• [WHAT NEEDS TO BE DONE] In the copy, keep every record exact and leave out all images.

(Extracted records)
§ §

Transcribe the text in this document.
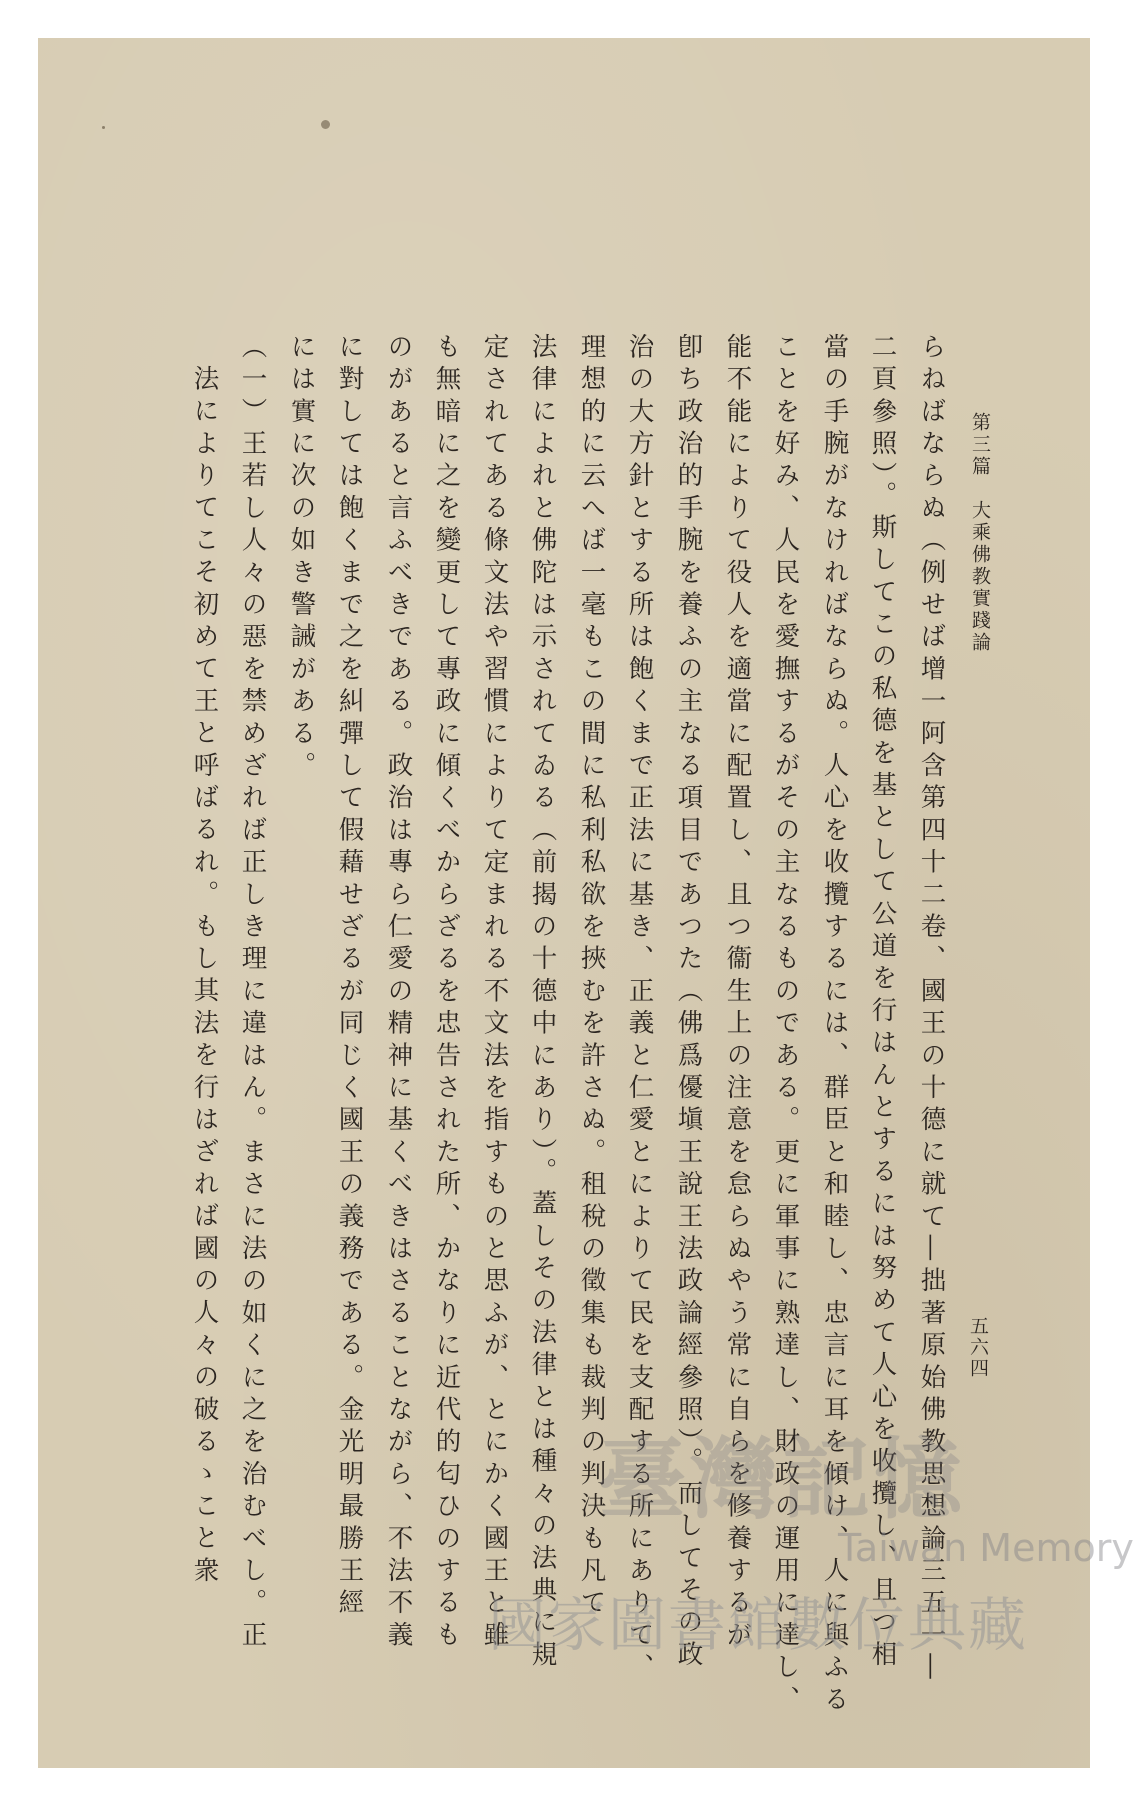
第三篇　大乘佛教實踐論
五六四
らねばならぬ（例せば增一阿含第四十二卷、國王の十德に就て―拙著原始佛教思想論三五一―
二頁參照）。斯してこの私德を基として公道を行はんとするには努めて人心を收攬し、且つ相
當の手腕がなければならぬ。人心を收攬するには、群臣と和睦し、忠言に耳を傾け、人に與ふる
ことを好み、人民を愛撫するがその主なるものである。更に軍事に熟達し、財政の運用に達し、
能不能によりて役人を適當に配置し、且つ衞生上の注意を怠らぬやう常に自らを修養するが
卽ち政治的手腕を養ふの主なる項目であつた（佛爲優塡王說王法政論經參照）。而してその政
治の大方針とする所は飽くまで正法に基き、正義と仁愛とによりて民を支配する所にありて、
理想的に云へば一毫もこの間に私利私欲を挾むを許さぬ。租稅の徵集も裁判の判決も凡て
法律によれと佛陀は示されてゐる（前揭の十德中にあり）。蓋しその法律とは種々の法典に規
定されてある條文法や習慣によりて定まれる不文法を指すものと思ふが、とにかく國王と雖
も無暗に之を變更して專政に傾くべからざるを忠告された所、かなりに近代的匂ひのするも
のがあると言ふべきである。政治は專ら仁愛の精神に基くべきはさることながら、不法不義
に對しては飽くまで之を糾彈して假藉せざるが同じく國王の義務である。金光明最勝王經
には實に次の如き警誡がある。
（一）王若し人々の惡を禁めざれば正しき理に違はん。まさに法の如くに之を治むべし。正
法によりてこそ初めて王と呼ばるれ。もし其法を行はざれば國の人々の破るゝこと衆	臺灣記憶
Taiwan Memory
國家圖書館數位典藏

§ §

• [TASK SOLUTION]
Transcribe the text in this document.
第三篇　大乘佛教實踐論
五六四
らねばならぬ（例せば增一阿含第四十二卷、國王の十德に就て―拙著原始佛教思想論三五一―
二頁參照）。斯してこの私德を基として公道を行はんとするには努めて人心を收攬し、且つ相
當の手腕がなければならぬ。人心を收攬するには、群臣と和睦し、忠言に耳を傾け、人に與ふる
ことを好み、人民を愛撫するがその主なるものである。更に軍事に熟達し、財政の運用に達し、
能不能によりて役人を適當に配置し、且つ衞生上の注意を怠らぬやう常に自らを修養するが
卽ち政治的手腕を養ふの主なる項目であつた（佛爲優塡王說王法政論經參照）。而してその政
治の大方針とする所は飽くまで正法に基き、正義と仁愛とによりて民を支配する所にありて、
理想的に云へば一毫もこの間に私利私欲を挾むを許さぬ。租稅の徵集も裁判の判決も凡て
法律によれと佛陀は示されてゐる（前揭の十德中にあり）。蓋しその法律とは種々の法典に規
定されてある條文法や習慣によりて定まれる不文法を指すものと思ふが、とにかく國王と雖
も無暗に之を變更して專政に傾くべからざるを忠告された所、かなりに近代的匂ひのするも
のがあると言ふべきである。政治は專ら仁愛の精神に基くべきはさることながら、不法不義
に對しては飽くまで之を糾彈して假藉せざるが同じく國王の義務である。金光明最勝王經
には實に次の如き警誡がある。
（一）王若し人々の惡を禁めざれば正しき理に違はん。まさに法の如くに之を治むべし。正
法によりてこそ初めて王と呼ばるれ。もし其法を行はざれば國の人々の破るゝこと衆	臺灣記憶
Taiwan Memory
國家圖書館數位典藏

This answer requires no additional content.